Collected data entries:

--------------------

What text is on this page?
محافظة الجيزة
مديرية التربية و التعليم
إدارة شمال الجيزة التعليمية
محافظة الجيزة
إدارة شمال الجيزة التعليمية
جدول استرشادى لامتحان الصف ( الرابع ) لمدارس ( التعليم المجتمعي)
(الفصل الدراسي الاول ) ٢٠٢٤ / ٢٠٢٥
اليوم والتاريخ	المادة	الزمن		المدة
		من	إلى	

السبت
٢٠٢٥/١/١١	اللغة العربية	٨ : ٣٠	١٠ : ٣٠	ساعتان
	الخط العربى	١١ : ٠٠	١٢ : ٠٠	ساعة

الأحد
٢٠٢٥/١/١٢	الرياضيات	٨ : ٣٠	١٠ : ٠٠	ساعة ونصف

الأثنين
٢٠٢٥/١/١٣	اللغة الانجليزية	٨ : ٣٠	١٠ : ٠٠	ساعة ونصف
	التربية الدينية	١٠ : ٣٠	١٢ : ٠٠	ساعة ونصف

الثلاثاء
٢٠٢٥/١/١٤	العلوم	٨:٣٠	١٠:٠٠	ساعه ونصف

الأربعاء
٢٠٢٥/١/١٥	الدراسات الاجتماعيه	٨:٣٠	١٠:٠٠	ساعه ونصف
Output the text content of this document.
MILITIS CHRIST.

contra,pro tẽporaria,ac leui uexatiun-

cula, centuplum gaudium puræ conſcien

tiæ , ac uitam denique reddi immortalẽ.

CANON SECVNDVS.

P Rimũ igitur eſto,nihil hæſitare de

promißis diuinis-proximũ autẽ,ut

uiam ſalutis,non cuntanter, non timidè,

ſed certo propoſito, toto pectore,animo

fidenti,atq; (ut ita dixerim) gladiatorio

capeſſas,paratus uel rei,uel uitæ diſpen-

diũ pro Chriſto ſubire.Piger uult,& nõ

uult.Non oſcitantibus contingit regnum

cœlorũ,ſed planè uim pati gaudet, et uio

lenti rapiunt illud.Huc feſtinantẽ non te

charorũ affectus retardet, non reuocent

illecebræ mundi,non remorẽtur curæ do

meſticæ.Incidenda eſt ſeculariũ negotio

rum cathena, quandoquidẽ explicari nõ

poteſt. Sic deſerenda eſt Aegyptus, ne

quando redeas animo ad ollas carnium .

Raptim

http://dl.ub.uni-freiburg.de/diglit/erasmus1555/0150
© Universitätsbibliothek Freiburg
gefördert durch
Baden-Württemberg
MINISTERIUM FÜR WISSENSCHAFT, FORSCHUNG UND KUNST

--------------------

REQUIREMENT | Emit the records above again, exactly, with no line skipped.

TASK RESULT |
What text is on this page?
محافظة الجيزة
مديرية التربية و التعليم
إدارة شمال الجيزة التعليمية
محافظة الجيزة
إدارة شمال الجيزة التعليمية
جدول استرشادى لامتحان الصف ( الرابع ) لمدارس ( التعليم المجتمعي)
(الفصل الدراسي الاول ) ٢٠٢٤ / ٢٠٢٥
اليوم والتاريخ	المادة	الزمن		المدة
		من	إلى	

السبت
٢٠٢٥/١/١١	اللغة العربية	٨ : ٣٠	١٠ : ٣٠	ساعتان
	الخط العربى	١١ : ٠٠	١٢ : ٠٠	ساعة

الأحد
٢٠٢٥/١/١٢	الرياضيات	٨ : ٣٠	١٠ : ٠٠	ساعة ونصف

الأثنين
٢٠٢٥/١/١٣	اللغة الانجليزية	٨ : ٣٠	١٠ : ٠٠	ساعة ونصف
	التربية الدينية	١٠ : ٣٠	١٢ : ٠٠	ساعة ونصف

الثلاثاء
٢٠٢٥/١/١٤	العلوم	٨:٣٠	١٠:٠٠	ساعه ونصف

الأربعاء
٢٠٢٥/١/١٥	الدراسات الاجتماعيه	٨:٣٠	١٠:٠٠	ساعه ونصف
Output the text content of this document.
MILITIS CHRIST.

contra,pro tẽporaria,ac leui uexatiun-

cula, centuplum gaudium puræ conſcien

tiæ , ac uitam denique reddi immortalẽ.

CANON SECVNDVS.

P Rimũ igitur eſto,nihil hæſitare de

promißis diuinis-proximũ autẽ,ut

uiam ſalutis,non cuntanter, non timidè,

ſed certo propoſito, toto pectore,animo

fidenti,atq; (ut ita dixerim) gladiatorio

capeſſas,paratus uel rei,uel uitæ diſpen-

diũ pro Chriſto ſubire.Piger uult,& nõ

uult.Non oſcitantibus contingit regnum

cœlorũ,ſed planè uim pati gaudet, et uio

lenti rapiunt illud.Huc feſtinantẽ non te

charorũ affectus retardet, non reuocent

illecebræ mundi,non remorẽtur curæ do

meſticæ.Incidenda eſt ſeculariũ negotio

rum cathena, quandoquidẽ explicari nõ

poteſt. Sic deſerenda eſt Aegyptus, ne

quando redeas animo ad ollas carnium .

Raptim

http://dl.ub.uni-freiburg.de/diglit/erasmus1555/0150
© Universitätsbibliothek Freiburg
gefördert durch
Baden-Württemberg
MINISTERIUM FÜR WISSENSCHAFT, FORSCHUNG UND KUNST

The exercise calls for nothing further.